Short problem:
Tally up how many lines in the listing below contain the string "November", and give only the total.
Start of Records supplied
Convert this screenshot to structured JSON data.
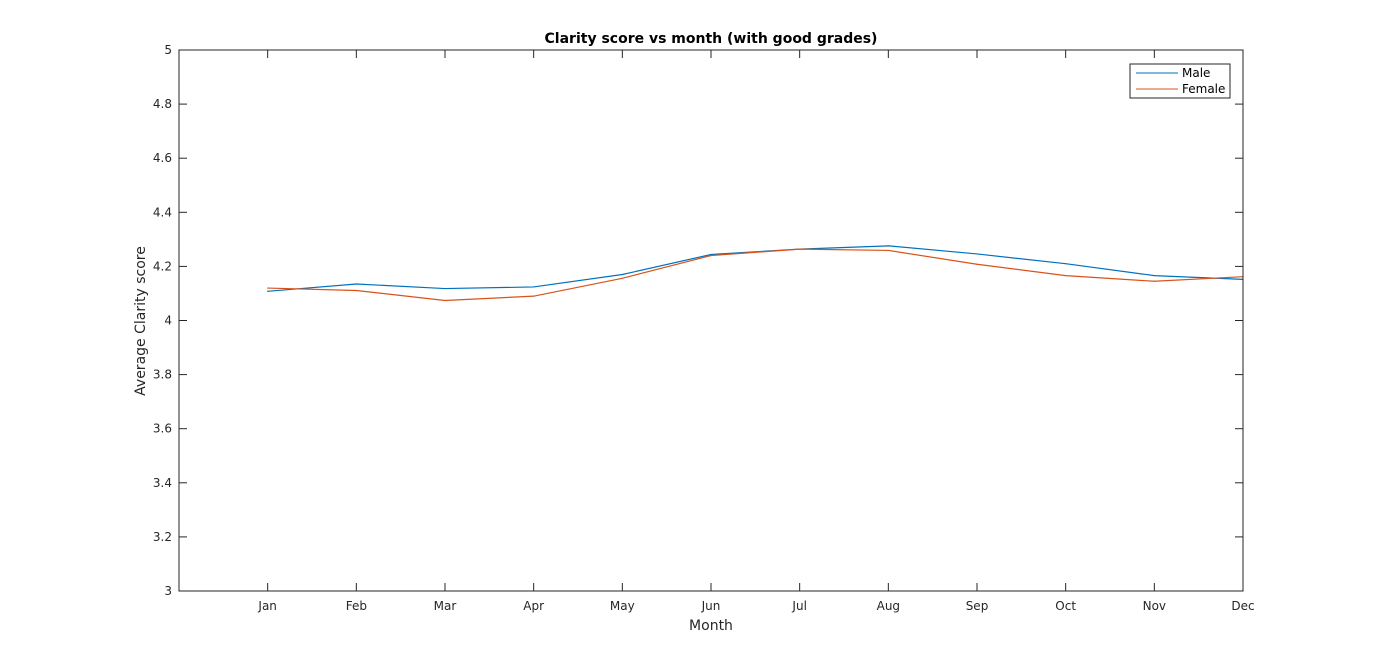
{
  "chart_data": {
    "type": "line",
    "title": "Clarity score vs month (with good grades)",
    "xlabel": "Month",
    "ylabel": "Average Clarity score",
    "categories": [
      "Jan",
      "Feb",
      "Mar",
      "Apr",
      "May",
      "Jun",
      "Jul",
      "Aug",
      "Sep",
      "Oct",
      "Nov",
      "Dec"
    ],
    "ylim": [
      3,
      5
    ],
    "yticks": [
      "3",
      "3.2",
      "3.4",
      "3.6",
      "3.8",
      "4",
      "4.2",
      "4.4",
      "4.6",
      "4.8",
      "5"
    ],
    "grid": false,
    "legend_position": "top-right",
    "series": [
      {
        "name": "Male",
        "color": "#0072BD",
        "values": [
          4.108,
          4.135,
          4.118,
          4.124,
          4.17,
          4.244,
          4.264,
          4.276,
          4.246,
          4.21,
          4.166,
          4.152
        ]
      },
      {
        "name": "Female",
        "color": "#D95319",
        "values": [
          4.12,
          4.111,
          4.074,
          4.09,
          4.156,
          4.24,
          4.264,
          4.259,
          4.208,
          4.166,
          4.145,
          4.162
        ]
      }
    ]
  }
}
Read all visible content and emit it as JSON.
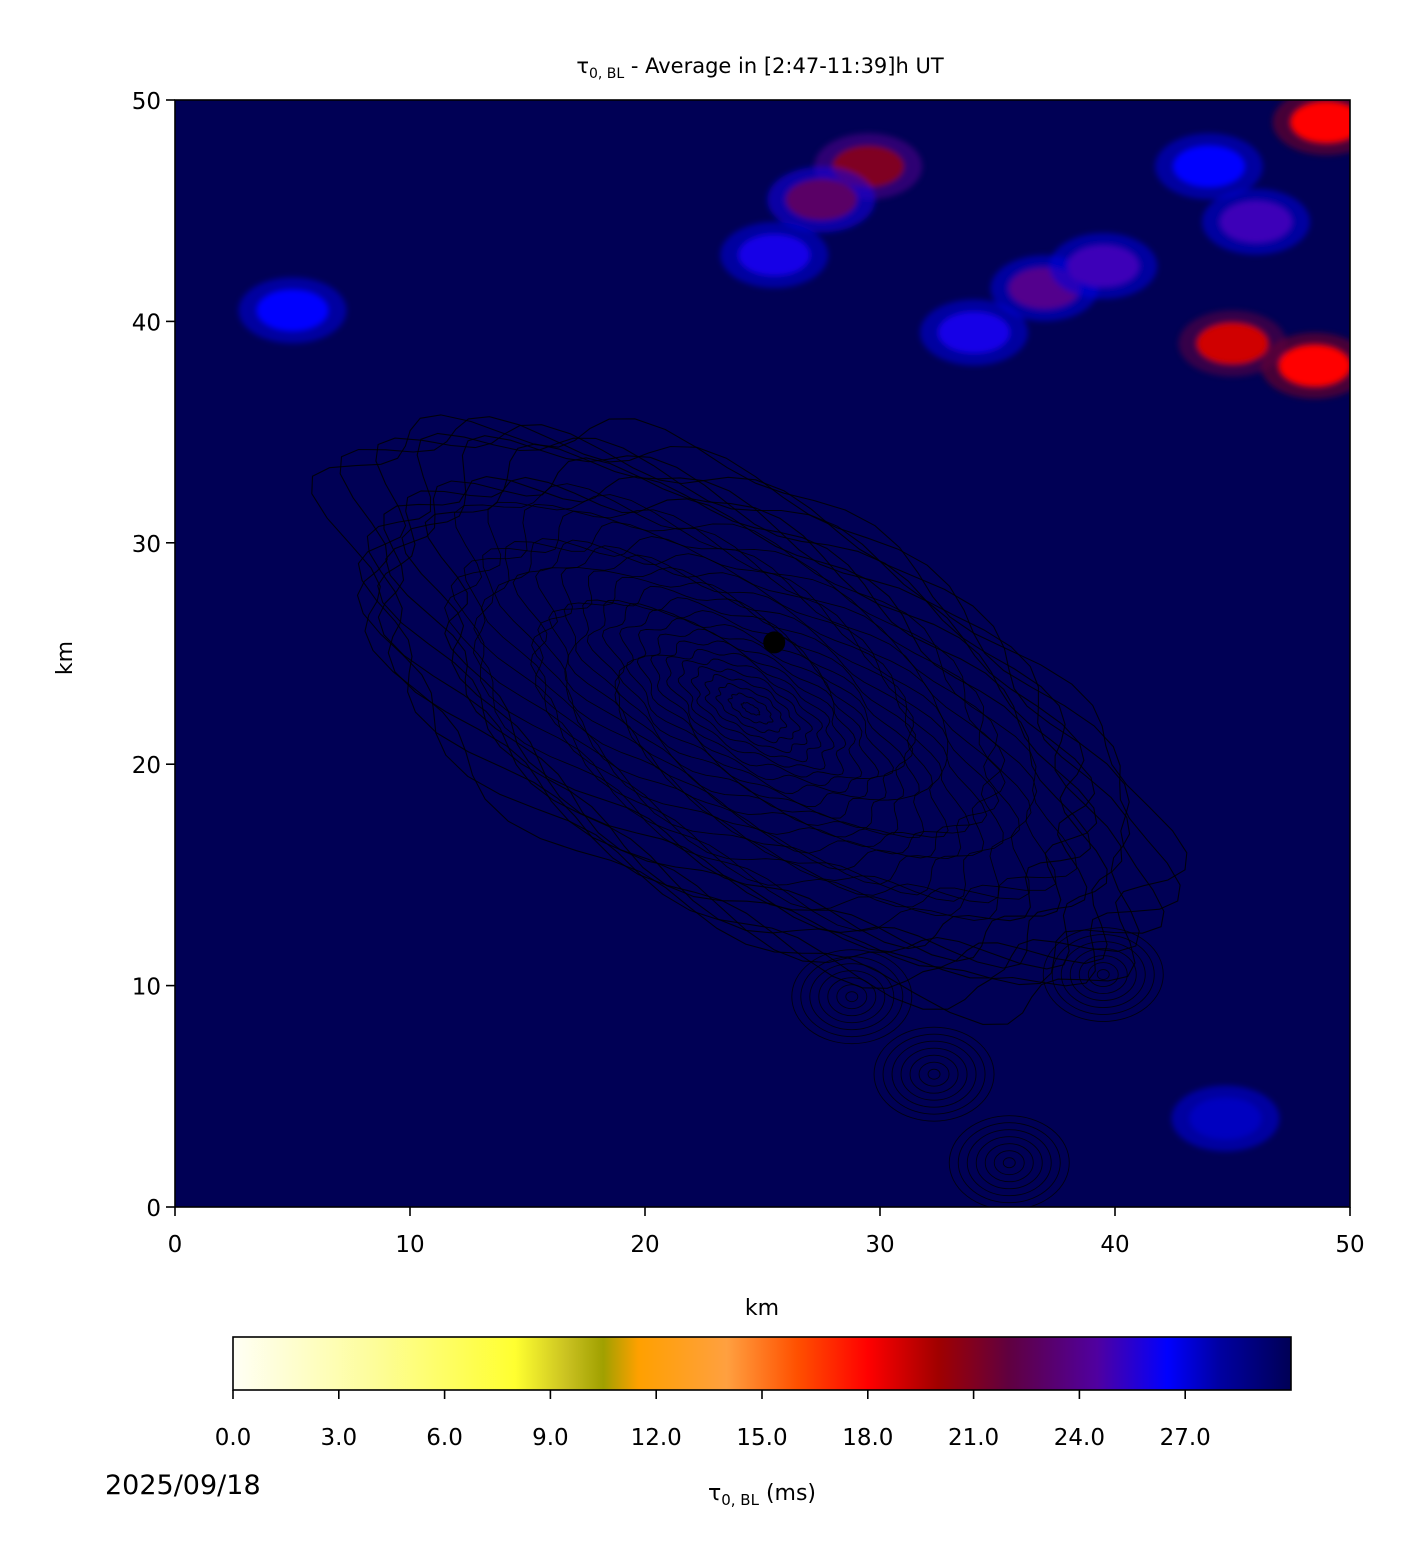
{
  "chart_data": {
    "type": "heatmap",
    "title": {
      "main": "τ",
      "subscript": "0, BL",
      "rest": " - Average in [2:47-11:39]h UT"
    },
    "xlabel": "km",
    "ylabel": "km",
    "xlim": [
      0,
      50
    ],
    "ylim": [
      0,
      50
    ],
    "x_ticks": [
      0,
      10,
      20,
      30,
      40,
      50
    ],
    "y_ticks": [
      0,
      10,
      20,
      30,
      40,
      50
    ],
    "grid": false,
    "background_value_ms": 30,
    "marker": {
      "x": 25.5,
      "y": 25.5,
      "color": "#000000"
    },
    "hotspots": [
      {
        "x": 48.5,
        "y": 38.0,
        "value": 18.0
      },
      {
        "x": 45.0,
        "y": 39.0,
        "value": 19.0
      },
      {
        "x": 49.0,
        "y": 49.0,
        "value": 18.0
      },
      {
        "x": 29.5,
        "y": 47.0,
        "value": 21.0
      },
      {
        "x": 27.5,
        "y": 45.5,
        "value": 23.0
      },
      {
        "x": 25.5,
        "y": 43.0,
        "value": 26.0
      },
      {
        "x": 37.0,
        "y": 41.5,
        "value": 24.0
      },
      {
        "x": 39.5,
        "y": 42.5,
        "value": 25.0
      },
      {
        "x": 34.0,
        "y": 39.5,
        "value": 26.0
      },
      {
        "x": 46.0,
        "y": 44.5,
        "value": 25.0
      },
      {
        "x": 44.0,
        "y": 47.0,
        "value": 26.5
      },
      {
        "x": 5.0,
        "y": 40.5,
        "value": 26.5
      },
      {
        "x": 44.7,
        "y": 4.0,
        "value": 27.5
      }
    ],
    "colorbar": {
      "label_main": "τ",
      "label_sub": "0, BL",
      "label_unit": " (ms)",
      "vmin": 0,
      "vmax": 30,
      "ticks": [
        "0.0",
        "3.0",
        "6.0",
        "9.0",
        "12.0",
        "15.0",
        "18.0",
        "21.0",
        "24.0",
        "27.0"
      ],
      "stops": [
        {
          "v": 0,
          "color": "#fffff5"
        },
        {
          "v": 4,
          "color": "#fdfd9a"
        },
        {
          "v": 8,
          "color": "#ffff30"
        },
        {
          "v": 9.5,
          "color": "#c8c020"
        },
        {
          "v": 10.5,
          "color": "#a0a000"
        },
        {
          "v": 11.5,
          "color": "#ffa000"
        },
        {
          "v": 14,
          "color": "#ffa040"
        },
        {
          "v": 16,
          "color": "#ff5000"
        },
        {
          "v": 18,
          "color": "#ff0000"
        },
        {
          "v": 20,
          "color": "#a00000"
        },
        {
          "v": 22,
          "color": "#600040"
        },
        {
          "v": 24.5,
          "color": "#5000a0"
        },
        {
          "v": 26.5,
          "color": "#0000ff"
        },
        {
          "v": 28,
          "color": "#0000a0"
        },
        {
          "v": 30,
          "color": "#000055"
        }
      ]
    }
  },
  "footer": {
    "date": "2025/09/18"
  }
}
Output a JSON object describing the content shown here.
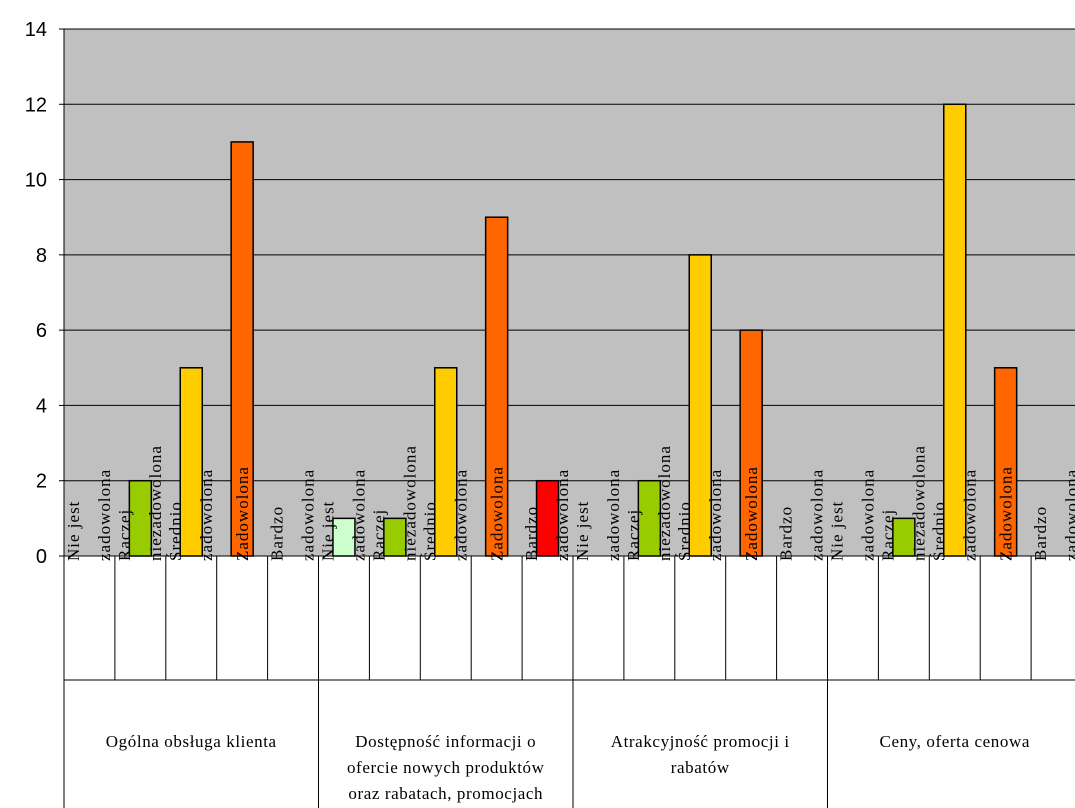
{
  "chart_data": {
    "type": "bar",
    "ylim": [
      0,
      14
    ],
    "yticks": [
      "0",
      "2",
      "4",
      "6",
      "8",
      "10",
      "12",
      "14"
    ],
    "grid": true,
    "plot_background": "#c0c0c0",
    "categories": [
      "Nie jest zadowolona",
      "Raczej niezadowolona",
      "Średnio zadowolona",
      "Zadowolona",
      "Bardzo zadowolona"
    ],
    "category_label_lines": [
      [
        "Nie jest",
        "zadowolona"
      ],
      [
        "Raczej",
        "niezadowolona"
      ],
      [
        "Średnio",
        "zadowolona"
      ],
      [
        "Zadowolona"
      ],
      [
        "Bardzo",
        "zadowolona"
      ]
    ],
    "category_colors": [
      "#ccffcc",
      "#99cc00",
      "#ffcc00",
      "#ff6600",
      "#ff0000"
    ],
    "groups": [
      {
        "label_lines": [
          "Ogólna obsługa klienta"
        ],
        "values": [
          0,
          2,
          5,
          11,
          0
        ]
      },
      {
        "label_lines": [
          "Dostępność informacji o",
          "ofercie nowych produktów",
          "oraz rabatach, promocjach"
        ],
        "values": [
          1,
          1,
          5,
          9,
          2
        ]
      },
      {
        "label_lines": [
          "Atrakcyjność promocji i",
          "rabatów"
        ],
        "values": [
          0,
          2,
          8,
          6,
          0
        ]
      },
      {
        "label_lines": [
          "Ceny, oferta cenowa"
        ],
        "values": [
          0,
          1,
          12,
          5,
          0
        ]
      }
    ]
  }
}
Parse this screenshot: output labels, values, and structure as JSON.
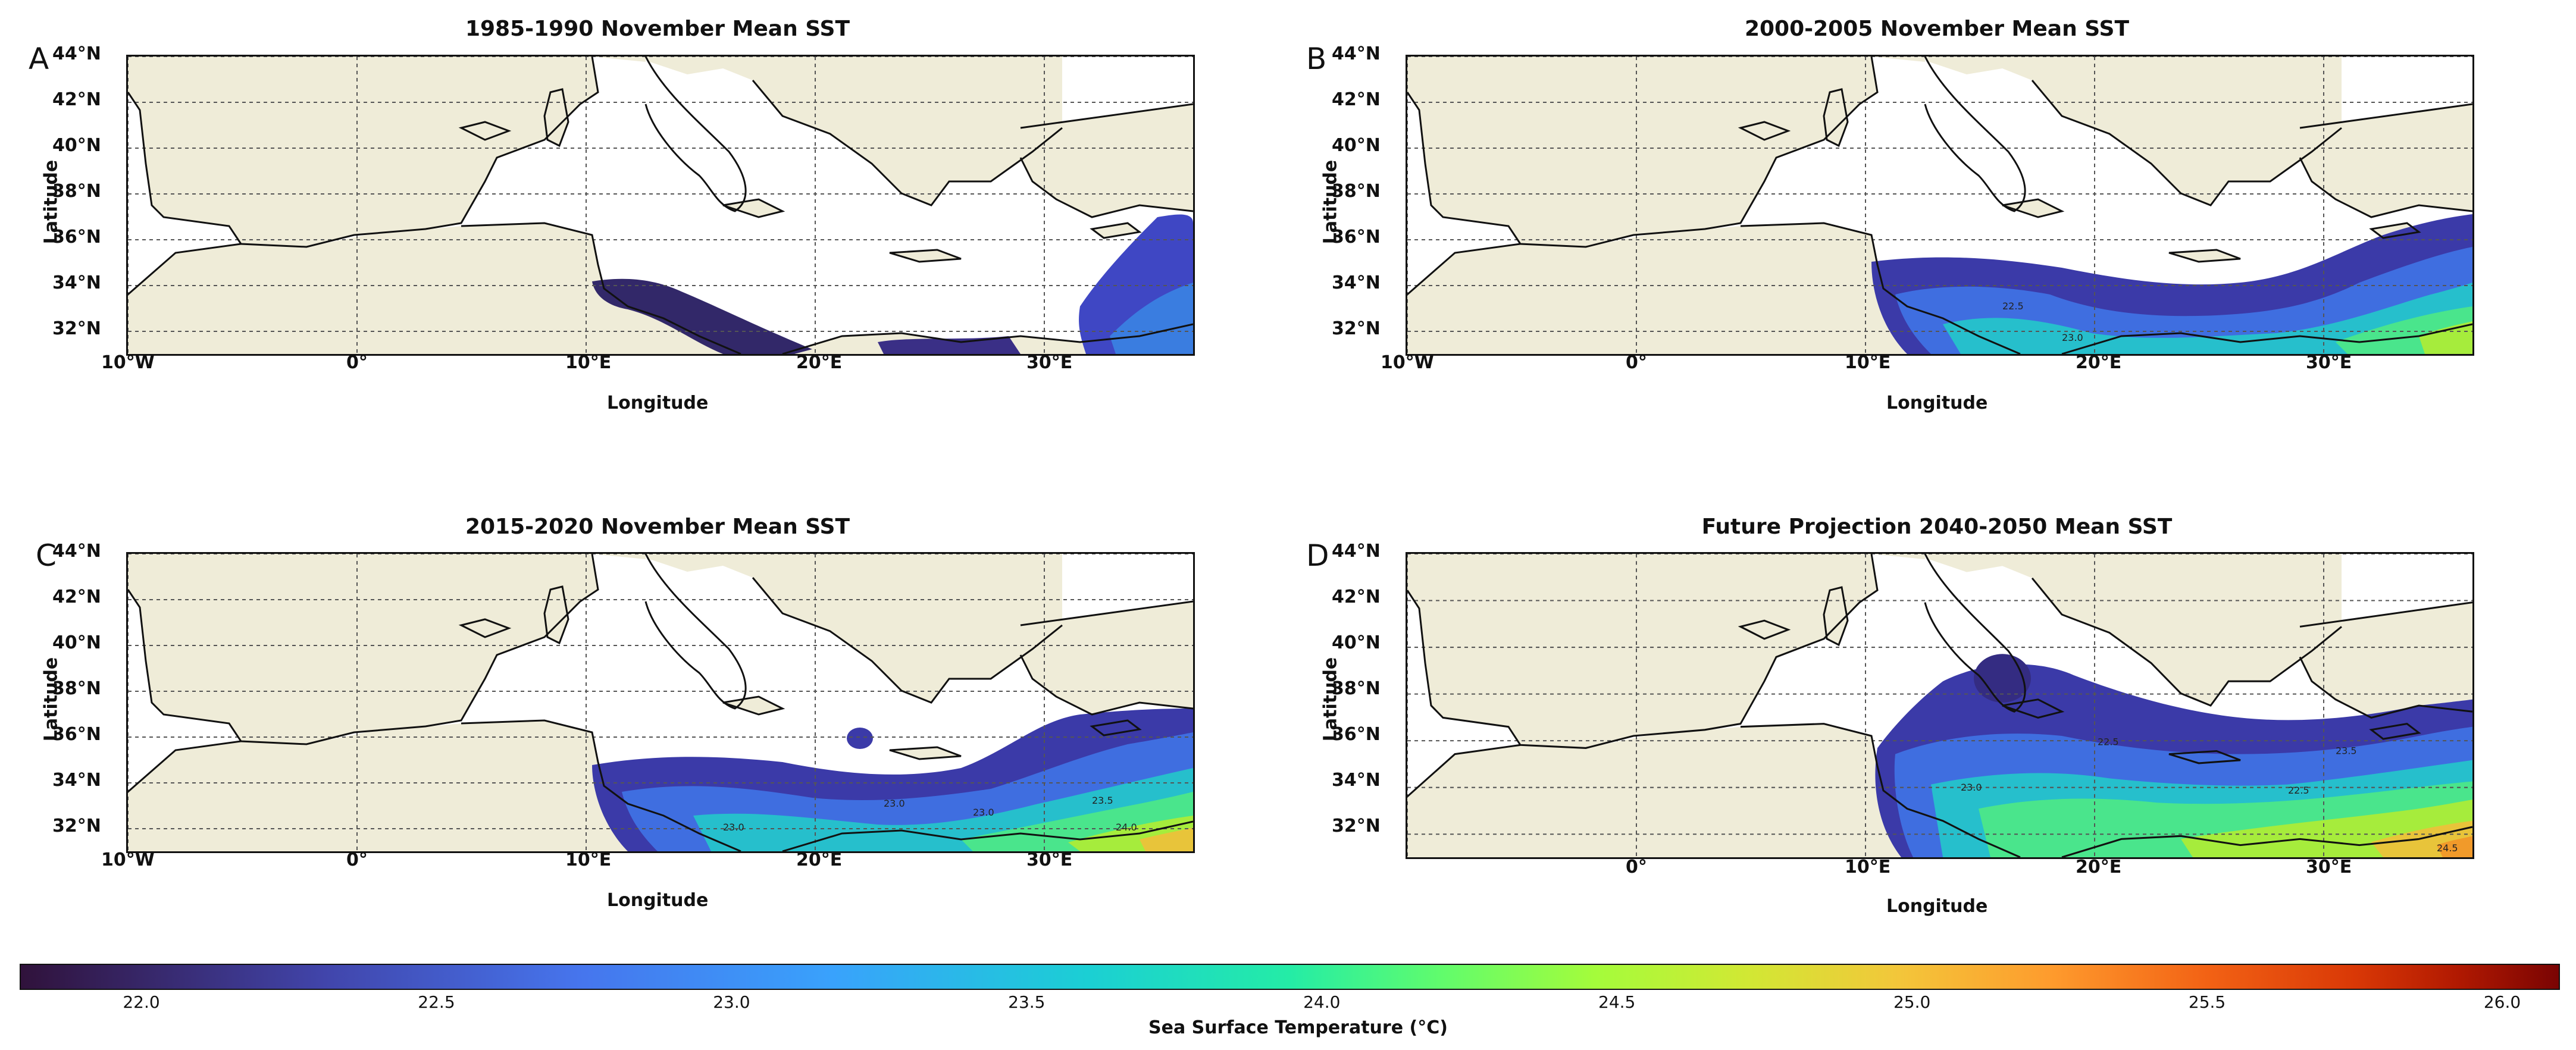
{
  "panels": [
    {
      "letter": "A",
      "title": "1985-1990 November Mean SST",
      "xlabel": "Longitude",
      "ylabel": "Latitude",
      "xticks": [
        "10°W",
        "0°",
        "10°E",
        "20°E",
        "30°E"
      ],
      "yticks": [
        "44°N",
        "42°N",
        "40°N",
        "38°N",
        "36°N",
        "34°N",
        "32°N"
      ],
      "contour_labels": []
    },
    {
      "letter": "B",
      "title": "2000-2005 November Mean SST",
      "xlabel": "Longitude",
      "ylabel": "Latitude",
      "xticks": [
        "10°W",
        "0°",
        "10°E",
        "20°E",
        "30°E"
      ],
      "yticks": [
        "44°N",
        "42°N",
        "40°N",
        "38°N",
        "36°N",
        "34°N",
        "32°N"
      ],
      "contour_labels": [
        "22.5",
        "23.0"
      ]
    },
    {
      "letter": "C",
      "title": "2015-2020 November Mean SST",
      "xlabel": "Longitude",
      "ylabel": "Latitude",
      "xticks": [
        "10°W",
        "0°",
        "10°E",
        "20°E",
        "30°E"
      ],
      "yticks": [
        "44°N",
        "42°N",
        "40°N",
        "38°N",
        "36°N",
        "34°N",
        "32°N"
      ],
      "contour_labels": [
        "23.0",
        "23.5",
        "24.0",
        "23.0",
        "23.0"
      ]
    },
    {
      "letter": "D",
      "title": "Future Projection 2040-2050 Mean SST",
      "xlabel": "Longitude",
      "ylabel": "Latitude",
      "xticks": [
        "0°",
        "10°E",
        "20°E",
        "30°E"
      ],
      "yticks": [
        "44°N",
        "42°N",
        "40°N",
        "38°N",
        "36°N",
        "34°N",
        "32°N"
      ],
      "contour_labels": [
        "23.0",
        "22.5",
        "23.5",
        "22.5",
        "24.5"
      ]
    }
  ],
  "colorbar": {
    "label": "Sea Surface Temperature (°C)",
    "ticks": [
      "22.0",
      "22.5",
      "23.0",
      "23.5",
      "24.0",
      "24.5",
      "25.0",
      "25.5",
      "26.0"
    ],
    "min": 21.8,
    "max": 26.1
  },
  "colors": {
    "land": "#efecd8",
    "sea": "#ffffff",
    "coast": "#111111"
  }
}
End of Records supplied
Written response:
3